Task requirements:
Could you output the material below verbatim, from its first line through the line that contains "wind-arrow — [473, 102, 484, 152]", and nothing past that line?

***** Data for this exercise *****

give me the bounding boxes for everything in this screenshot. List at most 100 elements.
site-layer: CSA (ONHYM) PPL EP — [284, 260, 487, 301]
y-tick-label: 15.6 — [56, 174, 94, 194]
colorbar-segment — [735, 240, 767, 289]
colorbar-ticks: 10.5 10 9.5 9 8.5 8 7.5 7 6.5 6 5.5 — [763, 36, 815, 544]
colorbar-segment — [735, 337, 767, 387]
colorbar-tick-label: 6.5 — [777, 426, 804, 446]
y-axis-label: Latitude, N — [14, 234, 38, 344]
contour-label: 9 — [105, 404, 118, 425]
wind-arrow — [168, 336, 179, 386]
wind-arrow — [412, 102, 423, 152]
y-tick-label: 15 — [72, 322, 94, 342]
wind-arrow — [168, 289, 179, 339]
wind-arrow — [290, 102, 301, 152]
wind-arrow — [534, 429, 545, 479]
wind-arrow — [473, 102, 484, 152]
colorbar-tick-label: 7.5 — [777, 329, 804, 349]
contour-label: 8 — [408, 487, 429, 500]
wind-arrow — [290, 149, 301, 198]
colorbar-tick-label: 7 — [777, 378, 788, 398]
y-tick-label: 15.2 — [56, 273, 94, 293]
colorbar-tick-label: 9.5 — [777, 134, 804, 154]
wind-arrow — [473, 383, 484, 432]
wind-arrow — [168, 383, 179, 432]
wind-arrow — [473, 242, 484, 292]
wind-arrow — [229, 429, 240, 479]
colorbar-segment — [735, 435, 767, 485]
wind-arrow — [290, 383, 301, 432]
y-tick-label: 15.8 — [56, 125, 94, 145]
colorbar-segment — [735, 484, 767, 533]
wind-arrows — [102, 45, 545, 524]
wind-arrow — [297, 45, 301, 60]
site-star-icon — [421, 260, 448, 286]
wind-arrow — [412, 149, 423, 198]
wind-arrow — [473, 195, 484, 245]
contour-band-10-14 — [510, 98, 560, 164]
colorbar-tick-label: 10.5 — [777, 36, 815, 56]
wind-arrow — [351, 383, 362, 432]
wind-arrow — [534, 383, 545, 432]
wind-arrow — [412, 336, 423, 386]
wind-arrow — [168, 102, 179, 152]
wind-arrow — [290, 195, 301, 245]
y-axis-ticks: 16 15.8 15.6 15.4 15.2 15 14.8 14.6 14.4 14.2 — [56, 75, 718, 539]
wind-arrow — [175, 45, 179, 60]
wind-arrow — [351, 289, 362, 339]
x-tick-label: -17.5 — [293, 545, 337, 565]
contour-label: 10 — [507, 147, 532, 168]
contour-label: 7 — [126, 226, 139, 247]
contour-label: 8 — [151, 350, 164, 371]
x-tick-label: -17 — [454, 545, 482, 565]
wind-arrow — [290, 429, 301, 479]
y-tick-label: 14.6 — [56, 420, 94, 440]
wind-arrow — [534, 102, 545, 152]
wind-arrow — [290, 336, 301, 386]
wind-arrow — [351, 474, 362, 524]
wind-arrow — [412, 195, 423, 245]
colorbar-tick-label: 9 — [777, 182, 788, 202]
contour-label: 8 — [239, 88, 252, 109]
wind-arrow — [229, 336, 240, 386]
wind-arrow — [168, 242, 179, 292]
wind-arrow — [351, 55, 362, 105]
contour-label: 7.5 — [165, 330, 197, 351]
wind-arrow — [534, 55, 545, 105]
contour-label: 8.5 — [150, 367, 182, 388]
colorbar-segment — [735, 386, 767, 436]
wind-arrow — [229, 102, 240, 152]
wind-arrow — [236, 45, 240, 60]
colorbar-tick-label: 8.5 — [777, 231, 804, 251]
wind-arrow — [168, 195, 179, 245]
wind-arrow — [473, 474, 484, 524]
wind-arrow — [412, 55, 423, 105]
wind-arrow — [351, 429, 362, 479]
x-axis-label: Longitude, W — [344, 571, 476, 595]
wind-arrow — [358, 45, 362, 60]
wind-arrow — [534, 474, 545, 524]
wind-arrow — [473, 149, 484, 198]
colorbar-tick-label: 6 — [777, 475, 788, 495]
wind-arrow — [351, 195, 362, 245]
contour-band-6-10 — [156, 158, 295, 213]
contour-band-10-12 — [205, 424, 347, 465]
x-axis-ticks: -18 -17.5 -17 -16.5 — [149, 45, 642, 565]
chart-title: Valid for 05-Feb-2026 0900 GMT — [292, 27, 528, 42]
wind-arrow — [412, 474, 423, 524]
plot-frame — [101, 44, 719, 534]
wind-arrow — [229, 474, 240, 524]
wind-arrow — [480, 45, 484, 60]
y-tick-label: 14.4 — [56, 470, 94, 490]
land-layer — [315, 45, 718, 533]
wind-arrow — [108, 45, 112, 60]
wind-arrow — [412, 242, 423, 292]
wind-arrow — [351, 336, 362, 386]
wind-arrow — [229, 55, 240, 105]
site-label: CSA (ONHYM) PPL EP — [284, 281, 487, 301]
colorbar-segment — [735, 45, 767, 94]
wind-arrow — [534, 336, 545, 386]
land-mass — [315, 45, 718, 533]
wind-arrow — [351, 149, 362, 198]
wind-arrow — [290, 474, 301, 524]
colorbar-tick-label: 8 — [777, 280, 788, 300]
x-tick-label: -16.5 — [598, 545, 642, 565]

*****

Written answer:
give me the bounding boxes for everything in this screenshot. List at most 100 elements.
site-layer: CSA (ONHYM) PPL EP — [284, 260, 487, 301]
y-tick-label: 15.6 — [56, 174, 94, 194]
colorbar-segment — [735, 240, 767, 289]
colorbar-ticks: 10.5 10 9.5 9 8.5 8 7.5 7 6.5 6 5.5 — [763, 36, 815, 544]
colorbar-segment — [735, 337, 767, 387]
colorbar-tick-label: 6.5 — [777, 426, 804, 446]
y-axis-label: Latitude, N — [14, 234, 38, 344]
contour-label: 9 — [105, 404, 118, 425]
wind-arrow — [168, 336, 179, 386]
wind-arrow — [412, 102, 423, 152]
y-tick-label: 15 — [72, 322, 94, 342]
wind-arrow — [168, 289, 179, 339]
wind-arrow — [290, 102, 301, 152]
wind-arrow — [534, 429, 545, 479]
wind-arrow — [473, 102, 484, 152]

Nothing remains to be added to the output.